## Challenge
Extract the lines that hold the string "nice".

## Entries provided
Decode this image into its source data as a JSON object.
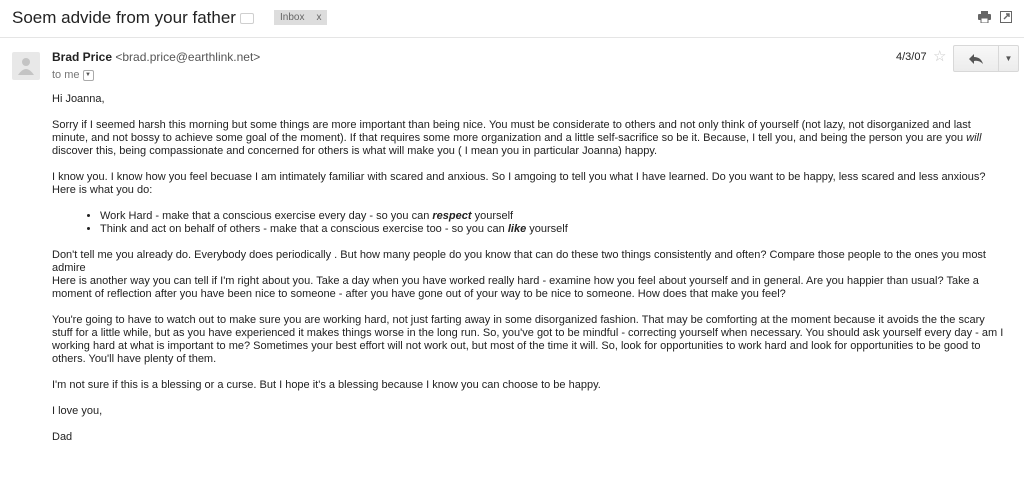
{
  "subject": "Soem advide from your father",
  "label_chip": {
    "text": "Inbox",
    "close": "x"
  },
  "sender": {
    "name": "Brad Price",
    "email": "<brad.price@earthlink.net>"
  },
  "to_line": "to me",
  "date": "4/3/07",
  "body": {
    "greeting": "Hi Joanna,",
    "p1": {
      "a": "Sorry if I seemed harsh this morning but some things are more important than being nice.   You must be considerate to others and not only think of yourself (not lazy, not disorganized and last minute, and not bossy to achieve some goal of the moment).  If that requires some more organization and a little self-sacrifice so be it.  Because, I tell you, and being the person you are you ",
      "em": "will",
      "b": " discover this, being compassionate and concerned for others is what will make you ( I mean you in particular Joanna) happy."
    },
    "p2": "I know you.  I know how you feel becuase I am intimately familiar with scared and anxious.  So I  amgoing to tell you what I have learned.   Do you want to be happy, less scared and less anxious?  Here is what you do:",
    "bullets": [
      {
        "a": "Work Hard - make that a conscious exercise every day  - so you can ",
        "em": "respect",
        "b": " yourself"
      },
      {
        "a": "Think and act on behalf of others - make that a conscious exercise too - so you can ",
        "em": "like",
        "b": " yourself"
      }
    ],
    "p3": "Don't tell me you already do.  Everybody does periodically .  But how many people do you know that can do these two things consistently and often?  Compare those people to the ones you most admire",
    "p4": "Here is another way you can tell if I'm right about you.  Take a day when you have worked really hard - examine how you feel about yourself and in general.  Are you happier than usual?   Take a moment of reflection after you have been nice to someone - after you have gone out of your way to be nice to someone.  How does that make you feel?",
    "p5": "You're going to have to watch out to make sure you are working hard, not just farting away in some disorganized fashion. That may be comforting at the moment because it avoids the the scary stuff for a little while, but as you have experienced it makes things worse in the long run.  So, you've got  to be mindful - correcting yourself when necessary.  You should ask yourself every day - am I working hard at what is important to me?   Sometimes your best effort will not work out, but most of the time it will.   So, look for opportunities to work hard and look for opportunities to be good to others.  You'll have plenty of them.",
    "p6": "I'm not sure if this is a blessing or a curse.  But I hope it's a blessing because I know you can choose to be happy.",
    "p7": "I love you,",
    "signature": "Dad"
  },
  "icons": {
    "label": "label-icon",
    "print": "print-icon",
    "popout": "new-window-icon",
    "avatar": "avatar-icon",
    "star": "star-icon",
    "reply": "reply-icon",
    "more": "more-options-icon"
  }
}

* * *

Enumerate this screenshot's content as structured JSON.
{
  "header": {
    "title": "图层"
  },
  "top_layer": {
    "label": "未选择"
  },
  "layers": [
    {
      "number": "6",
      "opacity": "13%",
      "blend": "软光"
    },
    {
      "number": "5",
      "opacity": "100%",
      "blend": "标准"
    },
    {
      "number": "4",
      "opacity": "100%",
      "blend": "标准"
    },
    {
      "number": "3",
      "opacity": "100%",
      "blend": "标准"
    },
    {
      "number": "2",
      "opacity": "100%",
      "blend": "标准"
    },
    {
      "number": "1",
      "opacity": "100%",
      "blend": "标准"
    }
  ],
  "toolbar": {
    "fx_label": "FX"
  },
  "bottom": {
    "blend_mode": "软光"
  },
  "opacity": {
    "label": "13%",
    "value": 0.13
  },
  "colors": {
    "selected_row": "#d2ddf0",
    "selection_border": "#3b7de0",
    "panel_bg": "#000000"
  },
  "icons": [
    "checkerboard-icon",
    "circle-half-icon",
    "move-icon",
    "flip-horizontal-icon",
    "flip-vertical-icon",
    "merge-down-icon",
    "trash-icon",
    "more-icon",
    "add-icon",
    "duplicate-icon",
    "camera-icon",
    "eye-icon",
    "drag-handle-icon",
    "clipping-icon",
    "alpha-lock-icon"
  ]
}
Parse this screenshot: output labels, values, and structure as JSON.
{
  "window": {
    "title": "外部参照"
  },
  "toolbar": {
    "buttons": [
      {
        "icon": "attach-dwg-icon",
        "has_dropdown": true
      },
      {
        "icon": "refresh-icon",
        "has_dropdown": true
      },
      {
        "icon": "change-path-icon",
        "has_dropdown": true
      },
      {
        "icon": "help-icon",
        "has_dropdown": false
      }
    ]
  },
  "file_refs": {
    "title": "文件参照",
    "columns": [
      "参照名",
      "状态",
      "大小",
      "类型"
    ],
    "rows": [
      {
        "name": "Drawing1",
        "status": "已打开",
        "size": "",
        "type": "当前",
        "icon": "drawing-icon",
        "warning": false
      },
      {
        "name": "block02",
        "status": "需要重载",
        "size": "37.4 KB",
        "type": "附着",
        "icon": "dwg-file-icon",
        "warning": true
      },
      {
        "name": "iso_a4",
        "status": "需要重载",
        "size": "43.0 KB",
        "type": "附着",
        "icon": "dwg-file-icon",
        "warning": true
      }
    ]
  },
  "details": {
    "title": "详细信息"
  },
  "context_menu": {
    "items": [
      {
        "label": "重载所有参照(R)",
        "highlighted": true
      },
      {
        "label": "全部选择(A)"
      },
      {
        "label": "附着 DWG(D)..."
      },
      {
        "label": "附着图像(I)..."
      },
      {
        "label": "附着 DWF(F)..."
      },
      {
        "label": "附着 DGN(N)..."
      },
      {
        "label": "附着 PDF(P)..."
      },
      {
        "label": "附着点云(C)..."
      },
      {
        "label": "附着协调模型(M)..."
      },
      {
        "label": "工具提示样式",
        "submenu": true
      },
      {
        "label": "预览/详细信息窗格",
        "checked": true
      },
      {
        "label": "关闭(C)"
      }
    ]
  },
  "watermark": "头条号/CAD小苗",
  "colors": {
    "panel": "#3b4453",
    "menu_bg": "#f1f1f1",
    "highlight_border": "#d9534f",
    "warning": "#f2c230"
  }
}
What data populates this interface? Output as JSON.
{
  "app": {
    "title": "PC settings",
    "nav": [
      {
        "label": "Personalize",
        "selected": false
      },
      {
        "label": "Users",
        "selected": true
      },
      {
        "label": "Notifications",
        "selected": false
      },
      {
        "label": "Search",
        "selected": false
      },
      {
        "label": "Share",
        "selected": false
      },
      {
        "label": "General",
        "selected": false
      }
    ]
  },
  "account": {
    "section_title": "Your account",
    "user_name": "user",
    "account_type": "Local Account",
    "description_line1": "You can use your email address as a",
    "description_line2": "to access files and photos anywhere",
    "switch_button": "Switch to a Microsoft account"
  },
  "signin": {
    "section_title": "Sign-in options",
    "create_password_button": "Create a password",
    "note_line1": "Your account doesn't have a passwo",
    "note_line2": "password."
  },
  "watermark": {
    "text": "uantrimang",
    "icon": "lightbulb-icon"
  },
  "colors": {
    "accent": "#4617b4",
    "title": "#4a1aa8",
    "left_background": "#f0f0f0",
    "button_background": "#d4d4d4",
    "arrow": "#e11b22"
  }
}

## Solution
      "a": "Sorry if I seemed harsh this morning but some things are more important than being nice.   You must be considerate to others and not only think of yourself (not lazy, not disorganized and last minute, and not bossy to achieve some goal of the moment).  If that requires some more organization and a little self-sacrifice so be it.  Because, I tell you, and being the person you are you ",
    "p4": "Here is another way you can tell if I'm right about you.  Take a day when you have worked really hard - examine how you feel about yourself and in general.  Are you happier than usual?   Take a moment of reflection after you have been nice to someone - after you have gone out of your way to be nice to someone.  How does that make you feel?",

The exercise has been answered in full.